# [Requirements]
Type out the records that follow, exactly as given.

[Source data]
——————

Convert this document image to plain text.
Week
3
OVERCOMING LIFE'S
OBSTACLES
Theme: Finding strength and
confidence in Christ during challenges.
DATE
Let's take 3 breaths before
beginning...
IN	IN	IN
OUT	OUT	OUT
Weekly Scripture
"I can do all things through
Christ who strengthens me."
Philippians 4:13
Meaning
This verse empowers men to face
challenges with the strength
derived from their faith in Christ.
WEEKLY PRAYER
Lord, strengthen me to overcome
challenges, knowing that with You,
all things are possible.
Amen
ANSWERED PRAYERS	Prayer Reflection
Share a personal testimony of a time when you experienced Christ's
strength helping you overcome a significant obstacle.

——————

# [Exercise answer]
Convert this document image to plain text.
Week
3
OVERCOMING LIFE'S
OBSTACLES
Theme: Finding strength and
confidence in Christ during challenges.
DATE
Let's take 3 breaths before
beginning...
IN	IN	IN
OUT	OUT	OUT
Weekly Scripture
"I can do all things through
Christ who strengthens me."
Philippians 4:13
Meaning
This verse empowers men to face
challenges with the strength
derived from their faith in Christ.
WEEKLY PRAYER
Lord, strengthen me to overcome
challenges, knowing that with You,
all things are possible.
Amen
ANSWERED PRAYERS	Prayer Reflection
Share a personal testimony of a time when you experienced Christ's
strength helping you overcome a significant obstacle.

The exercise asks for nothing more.